▸ **Task requirements**: Skip any picture you find and retype all the remaining lines exactly.

[Recorded data]
>> Start
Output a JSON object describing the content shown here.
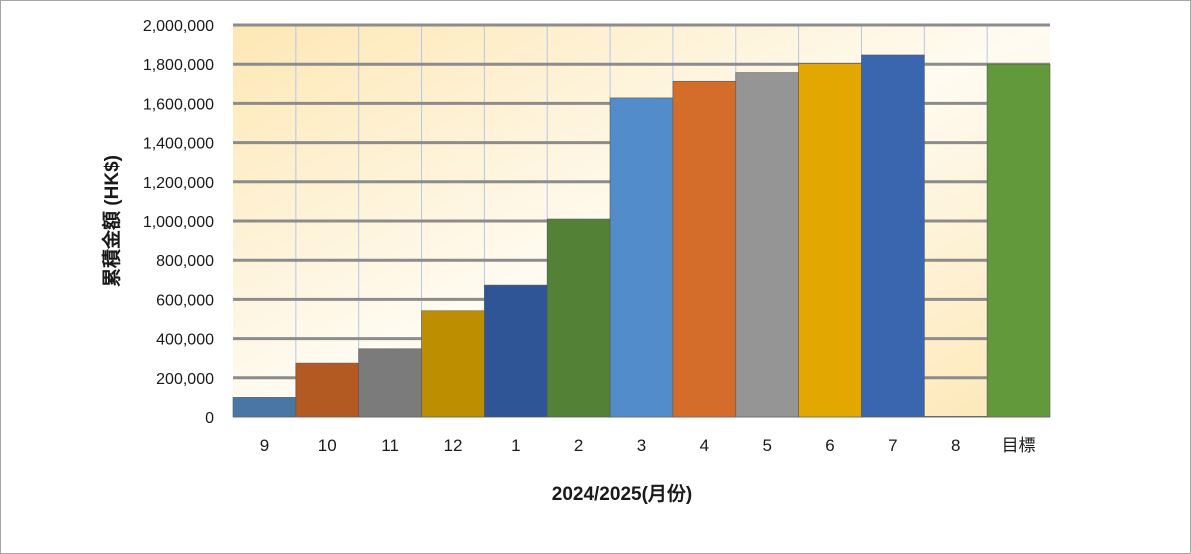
{
  "chart_data": {
    "type": "bar",
    "title": "",
    "xlabel": "2024/2025(月份)",
    "ylabel": "累積金額 (HK$)",
    "ylim": [
      0,
      2000000
    ],
    "y_ticks": [
      0,
      200000,
      400000,
      600000,
      800000,
      1000000,
      1200000,
      1400000,
      1600000,
      1800000,
      2000000
    ],
    "y_tick_labels": [
      "0",
      "200,000",
      "400,000",
      "600,000",
      "800,000",
      "1,000,000",
      "1,200,000",
      "1,400,000",
      "1,600,000",
      "1,800,000",
      "2,000,000"
    ],
    "categories": [
      "9",
      "10",
      "11",
      "12",
      "1",
      "2",
      "3",
      "4",
      "5",
      "6",
      "7",
      "8",
      "目標"
    ],
    "values": [
      100000,
      275000,
      348000,
      542000,
      673000,
      1010000,
      1628000,
      1713000,
      1757000,
      1803000,
      1847000,
      3000,
      1800000
    ],
    "bar_colors": [
      "#4a76a5",
      "#b35a22",
      "#7b7b7b",
      "#bd8f00",
      "#2f5597",
      "#538135",
      "#538ccb",
      "#d46d2a",
      "#959595",
      "#e2a700",
      "#3a66b0",
      "#d9d9d9",
      "#62993a"
    ],
    "grid": true,
    "legend": "none"
  }
}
>> End
▸ **Solution to this task**:
Output a JSON object describing the content shown here.
{
  "chart_data": {
    "type": "bar",
    "title": "",
    "xlabel": "2024/2025(月份)",
    "ylabel": "累積金額 (HK$)",
    "ylim": [
      0,
      2000000
    ],
    "y_ticks": [
      0,
      200000,
      400000,
      600000,
      800000,
      1000000,
      1200000,
      1400000,
      1600000,
      1800000,
      2000000
    ],
    "y_tick_labels": [
      "0",
      "200,000",
      "400,000",
      "600,000",
      "800,000",
      "1,000,000",
      "1,200,000",
      "1,400,000",
      "1,600,000",
      "1,800,000",
      "2,000,000"
    ],
    "categories": [
      "9",
      "10",
      "11",
      "12",
      "1",
      "2",
      "3",
      "4",
      "5",
      "6",
      "7",
      "8",
      "目標"
    ],
    "values": [
      100000,
      275000,
      348000,
      542000,
      673000,
      1010000,
      1628000,
      1713000,
      1757000,
      1803000,
      1847000,
      3000,
      1800000
    ],
    "bar_colors": [
      "#4a76a5",
      "#b35a22",
      "#7b7b7b",
      "#bd8f00",
      "#2f5597",
      "#538135",
      "#538ccb",
      "#d46d2a",
      "#959595",
      "#e2a700",
      "#3a66b0",
      "#d9d9d9",
      "#62993a"
    ],
    "grid": true,
    "legend": "none"
  }
}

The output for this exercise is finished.